# Given request
Please transcribe the data that follows without the pictures, keeping every word the same.

# Record excerpts
[start]
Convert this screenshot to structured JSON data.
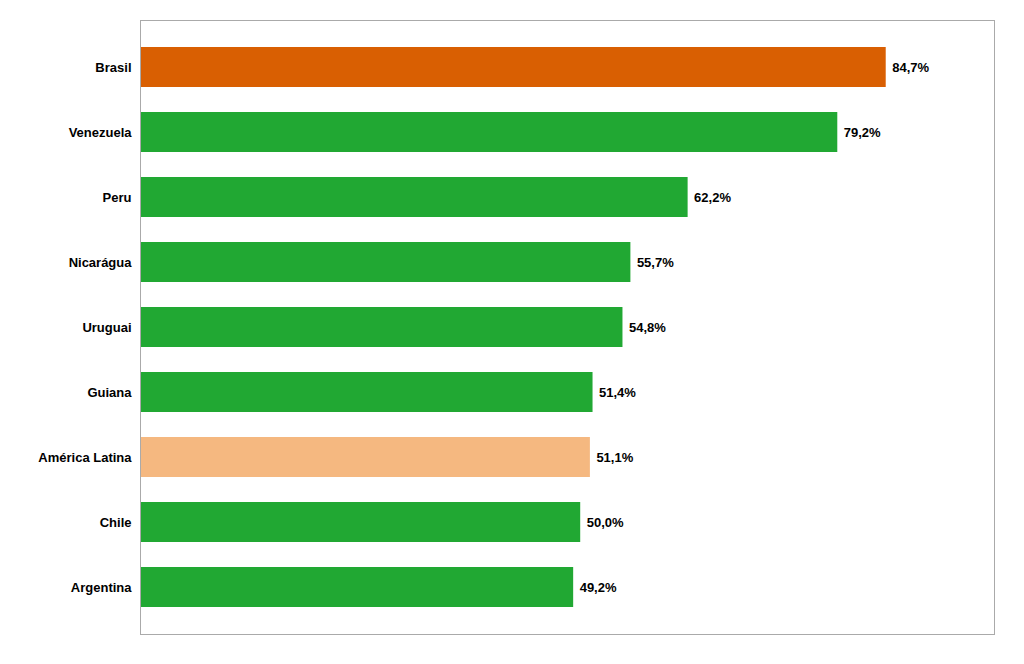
{
  "chart_data": {
    "type": "bar",
    "orientation": "horizontal",
    "categories": [
      "Argentina",
      "Chile",
      "América Latina",
      "Guiana",
      "Uruguai",
      "Nicarágua",
      "Peru",
      "Venezuela",
      "Brasil"
    ],
    "values": [
      49.2,
      50.0,
      51.1,
      51.4,
      54.8,
      55.7,
      62.2,
      79.2,
      84.7
    ],
    "value_labels": [
      "49,2%",
      "50,0%",
      "51,1%",
      "51,4%",
      "54,8%",
      "55,7%",
      "62,2%",
      "79,2%",
      "84,7%"
    ],
    "colors": [
      "#21a833",
      "#21a833",
      "#f5b880",
      "#21a833",
      "#21a833",
      "#21a833",
      "#21a833",
      "#21a833",
      "#d95f02"
    ],
    "xlim": [
      0,
      97
    ],
    "xticks": [],
    "data_labels": true,
    "tick_labels": "y",
    "grid": false
  }
}
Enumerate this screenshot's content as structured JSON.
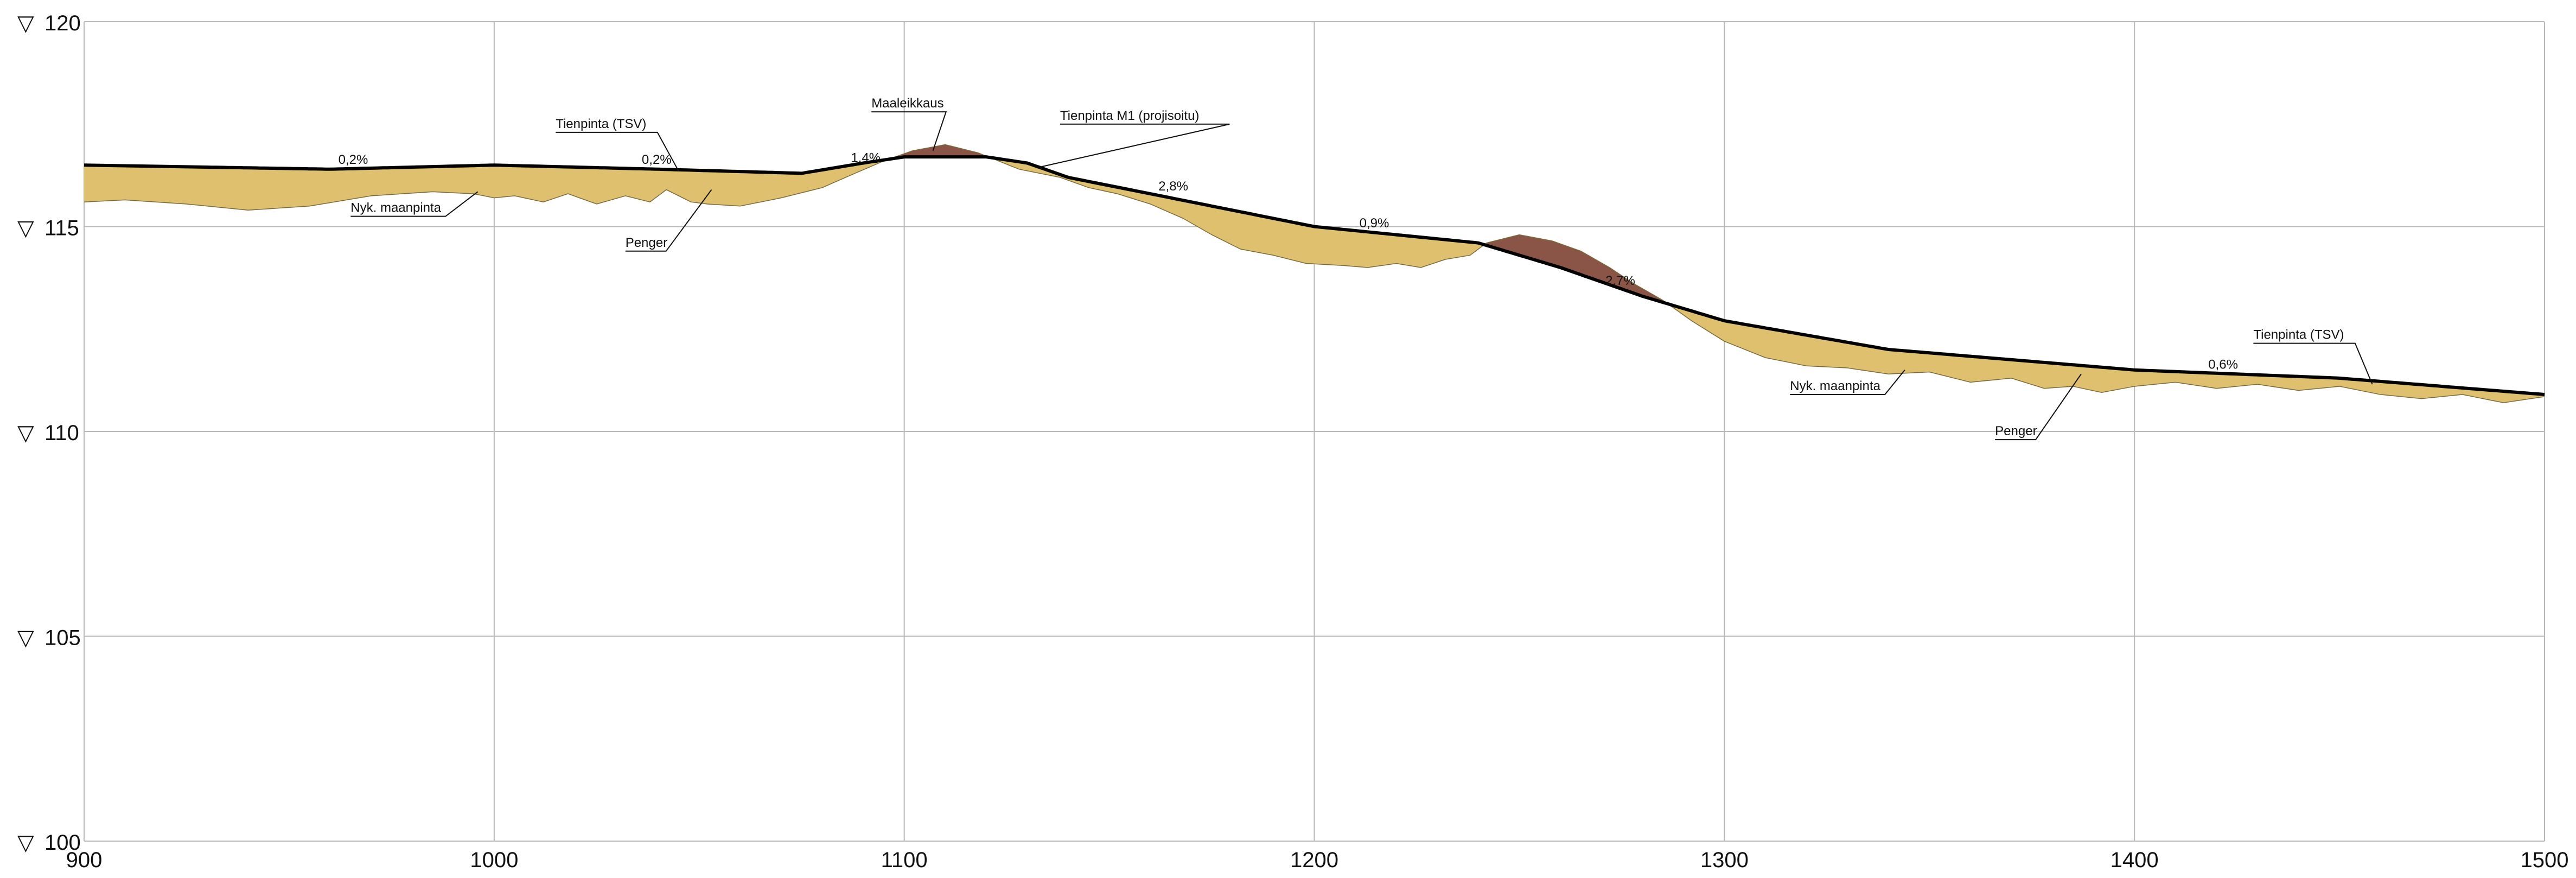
{
  "chart_data": {
    "type": "area",
    "title": "",
    "xlabel": "",
    "ylabel": "",
    "xlim": [
      900,
      1500
    ],
    "ylim": [
      100,
      120
    ],
    "grid": true,
    "x_ticks": [
      900,
      1000,
      1100,
      1200,
      1300,
      1400,
      1500
    ],
    "y_ticks": [
      100,
      105,
      110,
      115,
      120
    ],
    "y_tick_symbol": "▽",
    "colors": {
      "fill_embankment": "#dfc06e",
      "fill_soil_cut": "#8a5446",
      "road_line": "#000000",
      "grid": "#b8b8b8"
    },
    "series": [
      {
        "name": "Tienpinta (TSV)",
        "role": "road",
        "x": [
          900,
          960,
          1000,
          1040,
          1075,
          1090,
          1100,
          1110,
          1120,
          1130,
          1140,
          1160,
          1180,
          1200,
          1220,
          1240,
          1260,
          1280,
          1300,
          1340,
          1400,
          1450,
          1500
        ],
        "y": [
          116.5,
          116.4,
          116.5,
          116.4,
          116.3,
          116.55,
          116.7,
          116.7,
          116.7,
          116.55,
          116.2,
          115.8,
          115.4,
          115.0,
          114.8,
          114.6,
          114.0,
          113.3,
          112.7,
          112.0,
          111.5,
          111.3,
          110.9
        ]
      },
      {
        "name": "Nyk. maanpinta",
        "role": "ground",
        "x": [
          900,
          910,
          925,
          940,
          955,
          970,
          985,
          995,
          1000,
          1005,
          1012,
          1018,
          1025,
          1032,
          1038,
          1042,
          1048,
          1052,
          1060,
          1070,
          1080,
          1088,
          1095,
          1102,
          1110,
          1118,
          1128,
          1138,
          1145,
          1152,
          1160,
          1168,
          1175,
          1182,
          1190,
          1198,
          1207,
          1213,
          1220,
          1226,
          1232,
          1238,
          1242,
          1250,
          1258,
          1265,
          1272,
          1278,
          1285,
          1292,
          1300,
          1310,
          1320,
          1330,
          1340,
          1350,
          1360,
          1370,
          1378,
          1385,
          1392,
          1400,
          1410,
          1420,
          1430,
          1440,
          1450,
          1460,
          1470,
          1480,
          1490,
          1500
        ],
        "y": [
          115.6,
          115.65,
          115.55,
          115.4,
          115.5,
          115.75,
          115.85,
          115.8,
          115.7,
          115.75,
          115.6,
          115.8,
          115.55,
          115.75,
          115.6,
          115.9,
          115.6,
          115.55,
          115.5,
          115.7,
          115.95,
          116.3,
          116.6,
          116.85,
          117.0,
          116.8,
          116.4,
          116.2,
          115.95,
          115.8,
          115.55,
          115.2,
          114.8,
          114.45,
          114.3,
          114.1,
          114.05,
          114.0,
          114.1,
          114.0,
          114.2,
          114.3,
          114.6,
          114.8,
          114.65,
          114.4,
          114.0,
          113.6,
          113.2,
          112.7,
          112.2,
          111.8,
          111.6,
          111.55,
          111.4,
          111.45,
          111.2,
          111.3,
          111.05,
          111.1,
          110.95,
          111.1,
          111.2,
          111.05,
          111.15,
          111.0,
          111.1,
          110.9,
          110.8,
          110.9,
          110.7,
          110.85
        ]
      }
    ],
    "annotations": [
      {
        "text": "Tienpinta (TSV)",
        "x": 1045,
        "y": 116.35,
        "label_x": 1015,
        "label_y": 117.3
      },
      {
        "text": "Nyk. maanpinta",
        "x": 996,
        "y": 115.85,
        "label_x": 965,
        "label_y": 115.25
      },
      {
        "text": "Penger",
        "x": 1053,
        "y": 115.9,
        "label_x": 1032,
        "label_y": 114.4
      },
      {
        "text": "Maaleikkaus",
        "x": 1107,
        "y": 116.85,
        "label_x": 1092,
        "label_y": 117.8
      },
      {
        "text": "Tienpinta M1 (projisoitu)",
        "x": 1133,
        "y": 116.45,
        "label_x": 1138,
        "label_y": 117.5
      },
      {
        "text": "Nyk. maanpinta",
        "x": 1344,
        "y": 111.5,
        "label_x": 1316,
        "label_y": 110.9
      },
      {
        "text": "Penger",
        "x": 1387,
        "y": 111.4,
        "label_x": 1366,
        "label_y": 109.8
      },
      {
        "text": "Tienpinta (TSV)",
        "x": 1458,
        "y": 111.15,
        "label_x": 1429,
        "label_y": 112.15
      }
    ],
    "grade_labels": [
      {
        "text": "0,2%",
        "x": 962,
        "y": 116.45
      },
      {
        "text": "0,2%",
        "x": 1036,
        "y": 116.45
      },
      {
        "text": "1,4%",
        "x": 1087,
        "y": 116.5
      },
      {
        "text": "2,8%",
        "x": 1162,
        "y": 115.8
      },
      {
        "text": "0,9%",
        "x": 1211,
        "y": 114.9
      },
      {
        "text": "2,7%",
        "x": 1271,
        "y": 113.5
      },
      {
        "text": "0,6%",
        "x": 1418,
        "y": 111.45
      }
    ]
  }
}
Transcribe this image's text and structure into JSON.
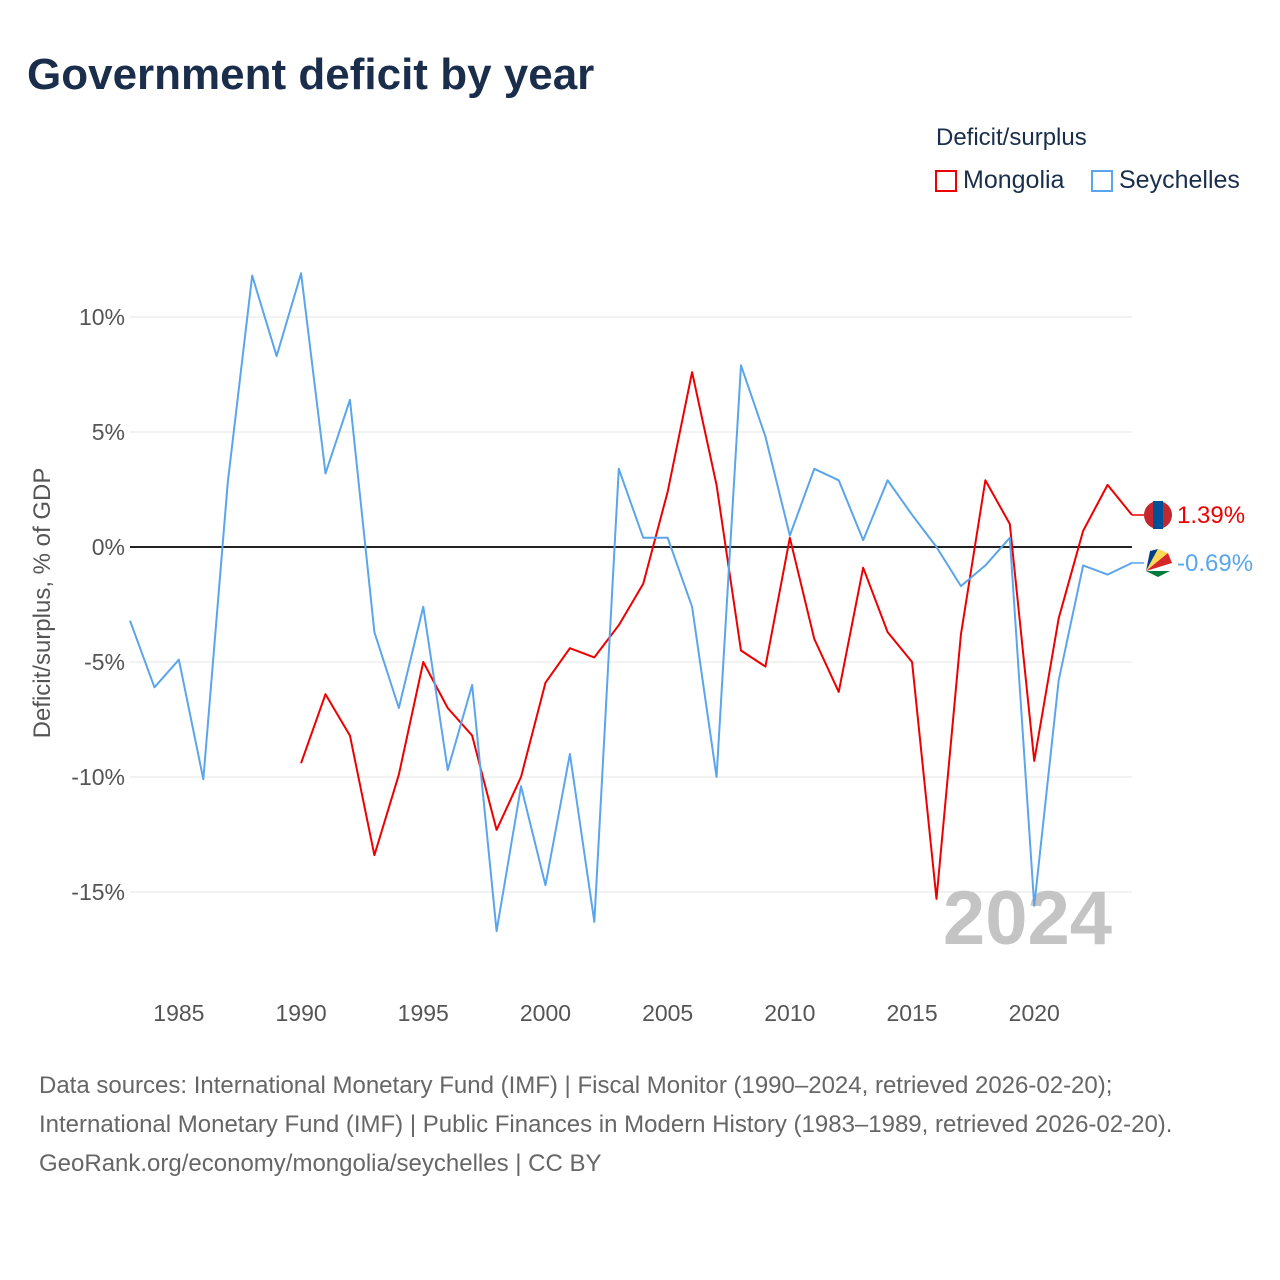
[end]
# Result of the exercise
Convert this screenshot to structured JSON data.
{
  "chart_data": {
    "type": "bar",
    "orientation": "horizontal",
    "categories": [
      "Argentina",
      "Chile",
      "América Latina",
      "Guiana",
      "Uruguai",
      "Nicarágua",
      "Peru",
      "Venezuela",
      "Brasil"
    ],
    "values": [
      49.2,
      50.0,
      51.1,
      51.4,
      54.8,
      55.7,
      62.2,
      79.2,
      84.7
    ],
    "value_labels": [
      "49,2%",
      "50,0%",
      "51,1%",
      "51,4%",
      "54,8%",
      "55,7%",
      "62,2%",
      "79,2%",
      "84,7%"
    ],
    "colors": [
      "#21a833",
      "#21a833",
      "#f5b880",
      "#21a833",
      "#21a833",
      "#21a833",
      "#21a833",
      "#21a833",
      "#d95f02"
    ],
    "xlim": [
      0,
      97
    ],
    "xticks": [],
    "data_labels": true,
    "tick_labels": "y",
    "grid": false
  }
}
Enumerate this screenshot's content as structured JSON.
{
  "chart_data": {
    "type": "area",
    "title": "",
    "xlabel": "",
    "ylabel": "",
    "xlim": [
      900,
      1500
    ],
    "ylim": [
      100,
      120
    ],
    "grid": true,
    "x_ticks": [
      900,
      1000,
      1100,
      1200,
      1300,
      1400,
      1500
    ],
    "y_ticks": [
      100,
      105,
      110,
      115,
      120
    ],
    "y_tick_symbol": "▽",
    "colors": {
      "fill_embankment": "#dfc06e",
      "fill_soil_cut": "#8a5446",
      "road_line": "#000000",
      "grid": "#b8b8b8"
    },
    "series": [
      {
        "name": "Tienpinta (TSV)",
        "role": "road",
        "x": [
          900,
          960,
          1000,
          1040,
          1075,
          1090,
          1100,
          1110,
          1120,
          1130,
          1140,
          1160,
          1180,
          1200,
          1220,
          1240,
          1260,
          1280,
          1300,
          1340,
          1400,
          1450,
          1500
        ],
        "y": [
          116.5,
          116.4,
          116.5,
          116.4,
          116.3,
          116.55,
          116.7,
          116.7,
          116.7,
          116.55,
          116.2,
          115.8,
          115.4,
          115.0,
          114.8,
          114.6,
          114.0,
          113.3,
          112.7,
          112.0,
          111.5,
          111.3,
          110.9
        ]
      },
      {
        "name": "Nyk. maanpinta",
        "role": "ground",
        "x": [
          900,
          910,
          925,
          940,
          955,
          970,
          985,
          995,
          1000,
          1005,
          1012,
          1018,
          1025,
          1032,
          1038,
          1042,
          1048,
          1052,
          1060,
          1070,
          1080,
          1088,
          1095,
          1102,
          1110,
          1118,
          1128,
          1138,
          1145,
          1152,
          1160,
          1168,
          1175,
          1182,
          1190,
          1198,
          1207,
          1213,
          1220,
          1226,
          1232,
          1238,
          1242,
          1250,
          1258,
          1265,
          1272,
          1278,
          1285,
          1292,
          1300,
          1310,
          1320,
          1330,
          1340,
          1350,
          1360,
          1370,
          1378,
          1385,
          1392,
          1400,
          1410,
          1420,
          1430,
          1440,
          1450,
          1460,
          1470,
          1480,
          1490,
          1500
        ],
        "y": [
          115.6,
          115.65,
          115.55,
          115.4,
          115.5,
          115.75,
          115.85,
          115.8,
          115.7,
          115.75,
          115.6,
          115.8,
          115.55,
          115.75,
          115.6,
          115.9,
          115.6,
          115.55,
          115.5,
          115.7,
          115.95,
          116.3,
          116.6,
          116.85,
          117.0,
          116.8,
          116.4,
          116.2,
          115.95,
          115.8,
          115.55,
          115.2,
          114.8,
          114.45,
          114.3,
          114.1,
          114.05,
          114.0,
          114.1,
          114.0,
          114.2,
          114.3,
          114.6,
          114.8,
          114.65,
          114.4,
          114.0,
          113.6,
          113.2,
          112.7,
          112.2,
          111.8,
          111.6,
          111.55,
          111.4,
          111.45,
          111.2,
          111.3,
          111.05,
          111.1,
          110.95,
          111.1,
          111.2,
          111.05,
          111.15,
          111.0,
          111.1,
          110.9,
          110.8,
          110.9,
          110.7,
          110.85
        ]
      }
    ],
    "annotations": [
      {
        "text": "Tienpinta (TSV)",
        "x": 1045,
        "y": 116.35,
        "label_x": 1015,
        "label_y": 117.3
      },
      {
        "text": "Nyk. maanpinta",
        "x": 996,
        "y": 115.85,
        "label_x": 965,
        "label_y": 115.25
      },
      {
        "text": "Penger",
        "x": 1053,
        "y": 115.9,
        "label_x": 1032,
        "label_y": 114.4
      },
      {
        "text": "Maaleikkaus",
        "x": 1107,
        "y": 116.85,
        "label_x": 1092,
        "label_y": 117.8
      },
      {
        "text": "Tienpinta M1 (projisoitu)",
        "x": 1133,
        "y": 116.45,
        "label_x": 1138,
        "label_y": 117.5
      },
      {
        "text": "Nyk. maanpinta",
        "x": 1344,
        "y": 111.5,
        "label_x": 1316,
        "label_y": 110.9
      },
      {
        "text": "Penger",
        "x": 1387,
        "y": 111.4,
        "label_x": 1366,
        "label_y": 109.8
      },
      {
        "text": "Tienpinta (TSV)",
        "x": 1458,
        "y": 111.15,
        "label_x": 1429,
        "label_y": 112.15
      }
    ],
    "grade_labels": [
      {
        "text": "0,2%",
        "x": 962,
        "y": 116.45
      },
      {
        "text": "0,2%",
        "x": 1036,
        "y": 116.45
      },
      {
        "text": "1,4%",
        "x": 1087,
        "y": 116.5
      },
      {
        "text": "2,8%",
        "x": 1162,
        "y": 115.8
      },
      {
        "text": "0,9%",
        "x": 1211,
        "y": 114.9
      },
      {
        "text": "2,7%",
        "x": 1271,
        "y": 113.5
      },
      {
        "text": "0,6%",
        "x": 1418,
        "y": 111.45
      }
    ]
  }
}
Transcribe this image's text and structure into JSON.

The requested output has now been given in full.